Extracted records:
-----
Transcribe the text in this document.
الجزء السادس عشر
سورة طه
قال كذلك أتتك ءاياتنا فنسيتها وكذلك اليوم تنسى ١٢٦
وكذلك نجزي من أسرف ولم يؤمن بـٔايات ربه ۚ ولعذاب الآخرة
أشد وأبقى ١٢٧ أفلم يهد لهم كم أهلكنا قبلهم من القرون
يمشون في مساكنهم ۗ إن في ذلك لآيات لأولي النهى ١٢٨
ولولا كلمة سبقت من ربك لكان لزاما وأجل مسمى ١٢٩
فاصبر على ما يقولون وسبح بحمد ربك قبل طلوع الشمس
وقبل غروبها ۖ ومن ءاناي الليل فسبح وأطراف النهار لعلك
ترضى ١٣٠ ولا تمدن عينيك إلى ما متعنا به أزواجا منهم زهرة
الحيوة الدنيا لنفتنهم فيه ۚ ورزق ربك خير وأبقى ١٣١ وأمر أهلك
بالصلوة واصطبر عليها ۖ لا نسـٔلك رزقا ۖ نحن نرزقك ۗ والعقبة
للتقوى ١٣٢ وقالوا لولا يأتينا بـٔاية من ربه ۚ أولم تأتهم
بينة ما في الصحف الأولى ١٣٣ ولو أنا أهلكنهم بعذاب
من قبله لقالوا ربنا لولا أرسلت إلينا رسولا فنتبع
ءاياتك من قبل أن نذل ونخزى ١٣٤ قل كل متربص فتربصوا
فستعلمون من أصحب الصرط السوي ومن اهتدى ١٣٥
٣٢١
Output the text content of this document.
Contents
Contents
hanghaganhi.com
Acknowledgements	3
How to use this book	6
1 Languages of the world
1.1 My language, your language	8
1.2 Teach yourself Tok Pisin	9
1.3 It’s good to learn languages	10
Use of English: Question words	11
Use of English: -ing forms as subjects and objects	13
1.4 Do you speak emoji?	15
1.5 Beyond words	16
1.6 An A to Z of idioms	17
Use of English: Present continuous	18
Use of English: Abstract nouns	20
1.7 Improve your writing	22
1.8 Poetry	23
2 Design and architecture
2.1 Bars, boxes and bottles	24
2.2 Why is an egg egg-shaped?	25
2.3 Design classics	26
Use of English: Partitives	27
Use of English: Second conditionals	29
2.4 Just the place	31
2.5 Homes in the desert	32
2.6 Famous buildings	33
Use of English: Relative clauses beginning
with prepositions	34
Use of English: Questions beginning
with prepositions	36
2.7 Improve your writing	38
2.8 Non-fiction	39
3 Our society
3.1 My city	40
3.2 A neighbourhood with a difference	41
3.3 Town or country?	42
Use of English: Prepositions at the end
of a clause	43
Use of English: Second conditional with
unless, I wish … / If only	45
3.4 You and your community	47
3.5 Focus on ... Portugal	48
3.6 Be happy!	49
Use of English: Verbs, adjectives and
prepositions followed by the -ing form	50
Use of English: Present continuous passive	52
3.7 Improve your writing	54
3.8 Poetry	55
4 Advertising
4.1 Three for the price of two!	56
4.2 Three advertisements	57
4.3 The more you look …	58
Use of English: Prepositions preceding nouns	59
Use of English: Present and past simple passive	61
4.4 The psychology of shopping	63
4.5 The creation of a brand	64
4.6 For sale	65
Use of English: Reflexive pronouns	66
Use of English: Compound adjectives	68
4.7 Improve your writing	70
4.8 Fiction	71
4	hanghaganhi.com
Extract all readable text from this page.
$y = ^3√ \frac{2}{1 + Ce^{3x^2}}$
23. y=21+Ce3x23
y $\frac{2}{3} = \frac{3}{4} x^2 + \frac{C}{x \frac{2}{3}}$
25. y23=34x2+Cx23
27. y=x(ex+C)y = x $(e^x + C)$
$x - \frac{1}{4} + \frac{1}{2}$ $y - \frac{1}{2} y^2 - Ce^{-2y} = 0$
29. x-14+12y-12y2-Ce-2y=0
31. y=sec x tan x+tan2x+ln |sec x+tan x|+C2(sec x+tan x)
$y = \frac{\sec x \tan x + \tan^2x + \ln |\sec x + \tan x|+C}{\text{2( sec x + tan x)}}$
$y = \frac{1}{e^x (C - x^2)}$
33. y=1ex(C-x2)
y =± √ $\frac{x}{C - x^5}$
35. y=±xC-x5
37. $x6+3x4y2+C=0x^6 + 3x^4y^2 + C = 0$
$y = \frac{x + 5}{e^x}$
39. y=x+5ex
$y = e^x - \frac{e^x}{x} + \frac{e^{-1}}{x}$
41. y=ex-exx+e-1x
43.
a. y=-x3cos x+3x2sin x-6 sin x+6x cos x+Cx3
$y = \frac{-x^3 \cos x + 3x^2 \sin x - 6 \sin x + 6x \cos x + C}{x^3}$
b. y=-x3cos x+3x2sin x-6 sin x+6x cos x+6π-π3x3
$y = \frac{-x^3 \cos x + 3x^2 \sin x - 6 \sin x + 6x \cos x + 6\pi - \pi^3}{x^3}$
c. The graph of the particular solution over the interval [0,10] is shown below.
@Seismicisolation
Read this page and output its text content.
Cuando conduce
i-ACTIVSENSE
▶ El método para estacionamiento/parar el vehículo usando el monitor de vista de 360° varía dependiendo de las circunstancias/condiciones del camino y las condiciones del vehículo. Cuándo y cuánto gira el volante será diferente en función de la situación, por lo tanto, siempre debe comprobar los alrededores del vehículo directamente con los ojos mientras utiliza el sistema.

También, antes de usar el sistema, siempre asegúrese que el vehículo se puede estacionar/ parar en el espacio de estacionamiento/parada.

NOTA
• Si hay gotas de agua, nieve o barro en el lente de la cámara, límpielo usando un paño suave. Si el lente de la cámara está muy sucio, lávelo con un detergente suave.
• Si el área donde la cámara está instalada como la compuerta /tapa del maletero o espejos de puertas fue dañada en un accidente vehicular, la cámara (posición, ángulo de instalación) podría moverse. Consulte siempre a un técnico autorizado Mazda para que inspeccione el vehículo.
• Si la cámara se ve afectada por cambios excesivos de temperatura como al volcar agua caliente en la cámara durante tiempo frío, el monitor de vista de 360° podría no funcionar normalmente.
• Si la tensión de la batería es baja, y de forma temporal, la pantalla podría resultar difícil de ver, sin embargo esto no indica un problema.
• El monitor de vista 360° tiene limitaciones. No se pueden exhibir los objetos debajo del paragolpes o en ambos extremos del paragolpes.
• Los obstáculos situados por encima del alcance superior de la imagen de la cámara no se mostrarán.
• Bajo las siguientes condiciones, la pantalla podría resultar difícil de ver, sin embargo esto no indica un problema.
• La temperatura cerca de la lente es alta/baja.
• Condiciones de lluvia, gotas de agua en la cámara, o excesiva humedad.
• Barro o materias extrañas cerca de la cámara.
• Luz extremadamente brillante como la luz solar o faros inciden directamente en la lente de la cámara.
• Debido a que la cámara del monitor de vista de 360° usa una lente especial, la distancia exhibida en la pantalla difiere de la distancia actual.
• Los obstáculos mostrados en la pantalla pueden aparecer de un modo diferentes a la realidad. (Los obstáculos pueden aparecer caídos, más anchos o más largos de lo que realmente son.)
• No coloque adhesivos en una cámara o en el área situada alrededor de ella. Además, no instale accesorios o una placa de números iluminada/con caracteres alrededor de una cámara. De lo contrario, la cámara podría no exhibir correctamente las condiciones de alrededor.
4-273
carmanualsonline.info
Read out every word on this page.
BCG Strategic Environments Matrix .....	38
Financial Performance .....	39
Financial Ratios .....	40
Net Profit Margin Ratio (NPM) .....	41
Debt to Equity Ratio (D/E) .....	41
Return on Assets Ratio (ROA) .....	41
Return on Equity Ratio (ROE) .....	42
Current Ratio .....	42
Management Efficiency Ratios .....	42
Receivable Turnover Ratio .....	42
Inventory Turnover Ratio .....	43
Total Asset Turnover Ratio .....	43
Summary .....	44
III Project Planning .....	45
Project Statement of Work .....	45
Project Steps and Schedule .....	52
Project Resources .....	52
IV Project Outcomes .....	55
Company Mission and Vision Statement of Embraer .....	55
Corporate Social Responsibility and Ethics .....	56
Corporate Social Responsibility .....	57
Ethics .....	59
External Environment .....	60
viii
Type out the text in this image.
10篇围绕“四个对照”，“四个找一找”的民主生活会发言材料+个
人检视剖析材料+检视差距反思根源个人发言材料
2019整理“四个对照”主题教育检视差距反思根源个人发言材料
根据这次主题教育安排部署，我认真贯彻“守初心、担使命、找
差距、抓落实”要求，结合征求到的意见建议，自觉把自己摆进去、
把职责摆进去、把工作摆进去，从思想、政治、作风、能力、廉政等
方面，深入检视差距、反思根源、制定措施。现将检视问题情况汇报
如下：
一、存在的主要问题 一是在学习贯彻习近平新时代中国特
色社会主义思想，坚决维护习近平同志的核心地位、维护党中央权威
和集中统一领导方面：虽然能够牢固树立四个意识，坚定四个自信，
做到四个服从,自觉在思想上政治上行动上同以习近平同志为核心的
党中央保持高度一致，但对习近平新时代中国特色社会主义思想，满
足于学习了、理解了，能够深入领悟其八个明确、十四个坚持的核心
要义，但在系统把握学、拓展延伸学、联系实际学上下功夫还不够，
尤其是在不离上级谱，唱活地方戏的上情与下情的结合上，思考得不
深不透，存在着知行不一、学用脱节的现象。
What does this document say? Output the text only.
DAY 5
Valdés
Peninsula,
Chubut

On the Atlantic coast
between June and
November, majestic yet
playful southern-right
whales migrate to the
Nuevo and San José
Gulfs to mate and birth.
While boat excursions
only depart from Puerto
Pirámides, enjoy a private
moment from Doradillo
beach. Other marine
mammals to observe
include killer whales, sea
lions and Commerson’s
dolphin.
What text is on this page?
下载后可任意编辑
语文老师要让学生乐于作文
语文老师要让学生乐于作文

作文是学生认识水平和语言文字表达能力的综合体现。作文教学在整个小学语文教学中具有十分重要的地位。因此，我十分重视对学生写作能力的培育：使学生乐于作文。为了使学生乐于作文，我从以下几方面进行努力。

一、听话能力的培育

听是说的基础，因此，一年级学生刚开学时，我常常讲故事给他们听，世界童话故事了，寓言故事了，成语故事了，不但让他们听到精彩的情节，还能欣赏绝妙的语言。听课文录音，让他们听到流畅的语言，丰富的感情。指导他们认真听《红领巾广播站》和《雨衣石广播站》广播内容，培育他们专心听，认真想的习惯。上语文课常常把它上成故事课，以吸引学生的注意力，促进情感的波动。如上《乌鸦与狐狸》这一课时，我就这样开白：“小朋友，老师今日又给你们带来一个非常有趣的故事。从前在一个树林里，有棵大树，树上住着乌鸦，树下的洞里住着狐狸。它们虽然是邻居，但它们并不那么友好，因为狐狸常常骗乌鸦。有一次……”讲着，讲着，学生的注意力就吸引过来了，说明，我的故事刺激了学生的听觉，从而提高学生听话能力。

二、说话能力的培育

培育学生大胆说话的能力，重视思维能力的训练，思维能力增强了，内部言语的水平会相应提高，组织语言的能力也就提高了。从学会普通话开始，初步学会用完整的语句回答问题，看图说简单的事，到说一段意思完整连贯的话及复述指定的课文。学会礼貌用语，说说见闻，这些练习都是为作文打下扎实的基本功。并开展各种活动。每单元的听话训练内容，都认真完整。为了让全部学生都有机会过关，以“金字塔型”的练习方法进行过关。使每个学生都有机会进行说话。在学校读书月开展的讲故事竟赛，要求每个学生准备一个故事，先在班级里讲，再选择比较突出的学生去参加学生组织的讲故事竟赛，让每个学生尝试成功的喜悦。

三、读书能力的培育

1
-----
— Exercise objective —
List the lines of the material in which the word "only" occurs.

— Exercise answer —
unless, I wish … / If only	45
What does this document say? Output the text only.
only depart from Puerto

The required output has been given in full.